Your task is to print every entry below exactly as given.

#### Provided records

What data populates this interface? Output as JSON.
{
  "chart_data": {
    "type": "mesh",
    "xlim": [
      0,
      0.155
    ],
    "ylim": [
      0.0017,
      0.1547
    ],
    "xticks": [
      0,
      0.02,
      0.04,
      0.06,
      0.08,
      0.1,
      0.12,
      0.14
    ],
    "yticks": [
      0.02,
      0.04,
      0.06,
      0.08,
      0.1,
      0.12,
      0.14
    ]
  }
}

########

— Task response —
What data populates this interface? Output as JSON.
{
  "chart_data": {
    "type": "mesh",
    "xlim": [
      0,
      0.155
    ],
    "ylim": [
      0.0017,
      0.1547
    ],
    "xticks": [
      0,
      0.02,
      0.04,
      0.06,
      0.08,
      0.1,
      0.12,
      0.14
    ],
    "yticks": [
      0.02,
      0.04,
      0.06,
      0.08,
      0.1,
      0.12,
      0.14
    ]
  }
}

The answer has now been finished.